• **DIRECTIONS**: Render the following material again verbatim, leaving nothing out.

• **THE INPUT**:

## begin

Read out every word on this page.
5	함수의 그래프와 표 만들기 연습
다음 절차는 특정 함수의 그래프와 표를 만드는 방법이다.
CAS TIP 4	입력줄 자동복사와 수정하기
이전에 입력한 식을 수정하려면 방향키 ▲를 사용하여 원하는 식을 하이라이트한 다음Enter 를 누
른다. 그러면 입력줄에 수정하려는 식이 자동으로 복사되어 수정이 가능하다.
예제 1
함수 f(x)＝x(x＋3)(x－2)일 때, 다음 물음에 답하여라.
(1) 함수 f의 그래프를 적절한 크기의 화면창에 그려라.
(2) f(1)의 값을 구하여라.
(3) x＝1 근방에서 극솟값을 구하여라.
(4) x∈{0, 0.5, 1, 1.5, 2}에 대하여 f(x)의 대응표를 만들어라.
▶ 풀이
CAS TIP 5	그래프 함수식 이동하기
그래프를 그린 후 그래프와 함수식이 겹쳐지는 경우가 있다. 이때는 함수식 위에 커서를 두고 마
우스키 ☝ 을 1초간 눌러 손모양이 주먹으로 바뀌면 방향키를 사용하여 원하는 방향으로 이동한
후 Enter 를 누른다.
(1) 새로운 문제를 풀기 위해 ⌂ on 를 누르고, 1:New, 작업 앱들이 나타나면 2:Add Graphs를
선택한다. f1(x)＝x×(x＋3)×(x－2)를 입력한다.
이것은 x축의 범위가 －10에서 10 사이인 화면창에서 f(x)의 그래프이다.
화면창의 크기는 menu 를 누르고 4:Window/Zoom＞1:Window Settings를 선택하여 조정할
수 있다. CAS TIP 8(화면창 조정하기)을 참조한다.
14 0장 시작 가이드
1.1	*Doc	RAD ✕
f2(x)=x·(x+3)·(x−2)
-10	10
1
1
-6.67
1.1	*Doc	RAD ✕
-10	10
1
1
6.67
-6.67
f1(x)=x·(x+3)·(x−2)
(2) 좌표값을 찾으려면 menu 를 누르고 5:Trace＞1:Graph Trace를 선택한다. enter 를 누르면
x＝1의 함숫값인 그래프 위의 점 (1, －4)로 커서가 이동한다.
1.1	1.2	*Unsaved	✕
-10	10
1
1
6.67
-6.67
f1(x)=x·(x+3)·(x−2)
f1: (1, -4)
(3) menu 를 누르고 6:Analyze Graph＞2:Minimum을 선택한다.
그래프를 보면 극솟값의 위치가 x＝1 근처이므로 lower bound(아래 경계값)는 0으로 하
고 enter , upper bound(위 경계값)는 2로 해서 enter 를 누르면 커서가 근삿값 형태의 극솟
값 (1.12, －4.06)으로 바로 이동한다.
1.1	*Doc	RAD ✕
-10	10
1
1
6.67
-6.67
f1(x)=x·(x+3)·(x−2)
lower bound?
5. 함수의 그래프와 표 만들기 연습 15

## end

• **THE OUTPUT**:
Read out every word on this page.
5	함수의 그래프와 표 만들기 연습
다음 절차는 특정 함수의 그래프와 표를 만드는 방법이다.
CAS TIP 4	입력줄 자동복사와 수정하기
이전에 입력한 식을 수정하려면 방향키 ▲를 사용하여 원하는 식을 하이라이트한 다음Enter 를 누
른다. 그러면 입력줄에 수정하려는 식이 자동으로 복사되어 수정이 가능하다.
예제 1
함수 f(x)＝x(x＋3)(x－2)일 때, 다음 물음에 답하여라.
(1) 함수 f의 그래프를 적절한 크기의 화면창에 그려라.
(2) f(1)의 값을 구하여라.
(3) x＝1 근방에서 극솟값을 구하여라.
(4) x∈{0, 0.5, 1, 1.5, 2}에 대하여 f(x)의 대응표를 만들어라.
▶ 풀이
CAS TIP 5	그래프 함수식 이동하기
그래프를 그린 후 그래프와 함수식이 겹쳐지는 경우가 있다. 이때는 함수식 위에 커서를 두고 마
우스키 ☝ 을 1초간 눌러 손모양이 주먹으로 바뀌면 방향키를 사용하여 원하는 방향으로 이동한
후 Enter 를 누른다.
(1) 새로운 문제를 풀기 위해 ⌂ on 를 누르고, 1:New, 작업 앱들이 나타나면 2:Add Graphs를
선택한다. f1(x)＝x×(x＋3)×(x－2)를 입력한다.
이것은 x축의 범위가 －10에서 10 사이인 화면창에서 f(x)의 그래프이다.
화면창의 크기는 menu 를 누르고 4:Window/Zoom＞1:Window Settings를 선택하여 조정할
수 있다. CAS TIP 8(화면창 조정하기)을 참조한다.
14 0장 시작 가이드
1.1	*Doc	RAD ✕
f2(x)=x·(x+3)·(x−2)
-10	10
1
1
-6.67
1.1	*Doc	RAD ✕
-10	10
1
1
6.67
-6.67
f1(x)=x·(x+3)·(x−2)
(2) 좌표값을 찾으려면 menu 를 누르고 5:Trace＞1:Graph Trace를 선택한다. enter 를 누르면
x＝1의 함숫값인 그래프 위의 점 (1, －4)로 커서가 이동한다.
1.1	1.2	*Unsaved	✕
-10	10
1
1
6.67
-6.67
f1(x)=x·(x+3)·(x−2)
f1: (1, -4)
(3) menu 를 누르고 6:Analyze Graph＞2:Minimum을 선택한다.
그래프를 보면 극솟값의 위치가 x＝1 근처이므로 lower bound(아래 경계값)는 0으로 하
고 enter , upper bound(위 경계값)는 2로 해서 enter 를 누르면 커서가 근삿값 형태의 극솟
값 (1.12, －4.06)으로 바로 이동한다.
1.1	*Doc	RAD ✕
-10	10
1
1
6.67
-6.67
f1(x)=x·(x+3)·(x−2)
lower bound?
5. 함수의 그래프와 표 만들기 연습 15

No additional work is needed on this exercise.